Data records
□ □ □
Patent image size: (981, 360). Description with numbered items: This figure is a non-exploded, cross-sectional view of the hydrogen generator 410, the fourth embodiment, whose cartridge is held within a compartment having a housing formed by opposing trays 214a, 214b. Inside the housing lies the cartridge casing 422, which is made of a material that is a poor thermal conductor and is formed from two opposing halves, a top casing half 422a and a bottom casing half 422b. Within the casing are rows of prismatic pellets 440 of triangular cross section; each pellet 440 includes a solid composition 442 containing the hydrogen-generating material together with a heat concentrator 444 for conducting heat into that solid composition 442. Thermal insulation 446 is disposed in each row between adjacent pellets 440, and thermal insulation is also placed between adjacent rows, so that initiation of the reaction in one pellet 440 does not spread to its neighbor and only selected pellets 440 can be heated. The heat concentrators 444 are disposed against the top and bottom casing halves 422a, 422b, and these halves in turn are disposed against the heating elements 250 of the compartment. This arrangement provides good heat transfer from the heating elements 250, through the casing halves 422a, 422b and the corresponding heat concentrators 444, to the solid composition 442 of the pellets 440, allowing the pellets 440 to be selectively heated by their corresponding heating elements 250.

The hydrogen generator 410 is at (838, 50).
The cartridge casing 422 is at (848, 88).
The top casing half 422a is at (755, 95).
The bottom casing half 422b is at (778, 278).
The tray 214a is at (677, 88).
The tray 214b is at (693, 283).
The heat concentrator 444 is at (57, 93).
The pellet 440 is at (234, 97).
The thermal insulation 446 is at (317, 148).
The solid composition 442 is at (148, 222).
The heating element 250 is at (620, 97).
□ □ □
WHAT IS NEEDED:
Write out every line above without changing a single character.

WRITTEN SOLUTION:
Patent image size: (981, 360). Description with numbered items: This figure is a non-exploded, cross-sectional view of the hydrogen generator 410, the fourth embodiment, whose cartridge is held within a compartment having a housing formed by opposing trays 214a, 214b. Inside the housing lies the cartridge casing 422, which is made of a material that is a poor thermal conductor and is formed from two opposing halves, a top casing half 422a and a bottom casing half 422b. Within the casing are rows of prismatic pellets 440 of triangular cross section; each pellet 440 includes a solid composition 442 containing the hydrogen-generating material together with a heat concentrator 444 for conducting heat into that solid composition 442. Thermal insulation 446 is disposed in each row between adjacent pellets 440, and thermal insulation is also placed between adjacent rows, so that initiation of the reaction in one pellet 440 does not spread to its neighbor and only selected pellets 440 can be heated. The heat concentrators 444 are disposed against the top and bottom casing halves 422a, 422b, and these halves in turn are disposed against the heating elements 250 of the compartment. This arrangement provides good heat transfer from the heating elements 250, through the casing halves 422a, 422b and the corresponding heat concentrators 444, to the solid composition 442 of the pellets 440, allowing the pellets 440 to be selectively heated by their corresponding heating elements 250.

The hydrogen generator 410 is at (838, 50).
The cartridge casing 422 is at (848, 88).
The top casing half 422a is at (755, 95).
The bottom casing half 422b is at (778, 278).
The tray 214a is at (677, 88).
The tray 214b is at (693, 283).
The heat concentrator 444 is at (57, 93).
The pellet 440 is at (234, 97).
The thermal insulation 446 is at (317, 148).
The solid composition 442 is at (148, 222).
The heating element 250 is at (620, 97).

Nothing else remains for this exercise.